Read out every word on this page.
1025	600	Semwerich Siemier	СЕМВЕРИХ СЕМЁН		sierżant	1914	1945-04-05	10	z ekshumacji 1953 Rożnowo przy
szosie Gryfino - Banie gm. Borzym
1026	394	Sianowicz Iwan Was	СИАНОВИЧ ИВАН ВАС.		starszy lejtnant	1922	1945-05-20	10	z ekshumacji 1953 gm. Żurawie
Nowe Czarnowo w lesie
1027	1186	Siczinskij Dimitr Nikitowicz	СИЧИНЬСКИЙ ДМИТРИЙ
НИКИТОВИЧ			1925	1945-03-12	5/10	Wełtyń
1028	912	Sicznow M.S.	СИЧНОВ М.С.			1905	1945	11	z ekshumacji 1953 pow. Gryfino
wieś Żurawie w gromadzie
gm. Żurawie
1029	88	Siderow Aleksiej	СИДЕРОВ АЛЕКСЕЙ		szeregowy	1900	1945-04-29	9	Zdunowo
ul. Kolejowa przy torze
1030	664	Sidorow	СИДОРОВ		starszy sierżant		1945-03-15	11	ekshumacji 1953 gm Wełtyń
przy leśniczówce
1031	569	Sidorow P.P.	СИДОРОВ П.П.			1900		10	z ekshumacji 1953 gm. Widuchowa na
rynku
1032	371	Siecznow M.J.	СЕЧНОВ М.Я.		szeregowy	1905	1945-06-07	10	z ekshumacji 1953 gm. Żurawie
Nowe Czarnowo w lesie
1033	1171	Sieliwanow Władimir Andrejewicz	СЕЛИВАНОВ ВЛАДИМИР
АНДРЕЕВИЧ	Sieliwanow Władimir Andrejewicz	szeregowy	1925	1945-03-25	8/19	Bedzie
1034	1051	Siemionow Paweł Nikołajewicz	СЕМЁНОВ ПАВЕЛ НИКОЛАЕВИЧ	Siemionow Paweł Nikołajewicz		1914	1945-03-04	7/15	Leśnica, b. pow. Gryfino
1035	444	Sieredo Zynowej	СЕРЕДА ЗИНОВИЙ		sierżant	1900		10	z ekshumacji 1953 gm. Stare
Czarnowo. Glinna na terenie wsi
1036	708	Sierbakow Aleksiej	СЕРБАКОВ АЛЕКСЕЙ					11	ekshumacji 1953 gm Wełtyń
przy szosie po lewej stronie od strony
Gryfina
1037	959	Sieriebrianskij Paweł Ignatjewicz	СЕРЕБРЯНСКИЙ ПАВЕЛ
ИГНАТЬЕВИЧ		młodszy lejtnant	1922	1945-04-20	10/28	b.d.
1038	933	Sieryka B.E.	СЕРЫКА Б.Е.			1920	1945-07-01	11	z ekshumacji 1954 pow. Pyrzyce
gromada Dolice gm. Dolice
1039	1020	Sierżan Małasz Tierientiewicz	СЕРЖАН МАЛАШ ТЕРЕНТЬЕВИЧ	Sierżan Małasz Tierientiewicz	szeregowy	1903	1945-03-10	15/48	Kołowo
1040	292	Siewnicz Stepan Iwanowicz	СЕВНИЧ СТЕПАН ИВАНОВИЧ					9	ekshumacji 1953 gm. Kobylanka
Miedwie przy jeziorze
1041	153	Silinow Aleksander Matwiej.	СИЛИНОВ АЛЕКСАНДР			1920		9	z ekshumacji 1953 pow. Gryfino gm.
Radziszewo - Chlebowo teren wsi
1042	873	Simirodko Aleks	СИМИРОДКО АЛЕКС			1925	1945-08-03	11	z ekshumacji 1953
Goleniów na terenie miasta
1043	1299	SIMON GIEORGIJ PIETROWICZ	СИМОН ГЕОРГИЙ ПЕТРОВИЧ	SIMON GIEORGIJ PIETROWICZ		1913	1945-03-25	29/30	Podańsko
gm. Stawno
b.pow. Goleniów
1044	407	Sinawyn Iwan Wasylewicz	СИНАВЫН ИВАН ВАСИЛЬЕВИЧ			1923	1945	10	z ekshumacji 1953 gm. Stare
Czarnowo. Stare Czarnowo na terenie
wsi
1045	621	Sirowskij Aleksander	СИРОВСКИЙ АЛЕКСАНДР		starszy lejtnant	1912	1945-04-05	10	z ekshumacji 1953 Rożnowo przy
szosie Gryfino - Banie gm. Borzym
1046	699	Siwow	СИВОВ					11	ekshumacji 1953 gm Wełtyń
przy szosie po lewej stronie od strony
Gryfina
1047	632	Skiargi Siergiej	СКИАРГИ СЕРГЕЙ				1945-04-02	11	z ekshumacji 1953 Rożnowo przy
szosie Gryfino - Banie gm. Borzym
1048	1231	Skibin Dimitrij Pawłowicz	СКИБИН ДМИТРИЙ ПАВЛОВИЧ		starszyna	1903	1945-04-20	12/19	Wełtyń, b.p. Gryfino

__________

=== Task prompt ===
Give the number of lines in the listing above that hold the string "Władimir", with nothing else.

=== Reply ===
2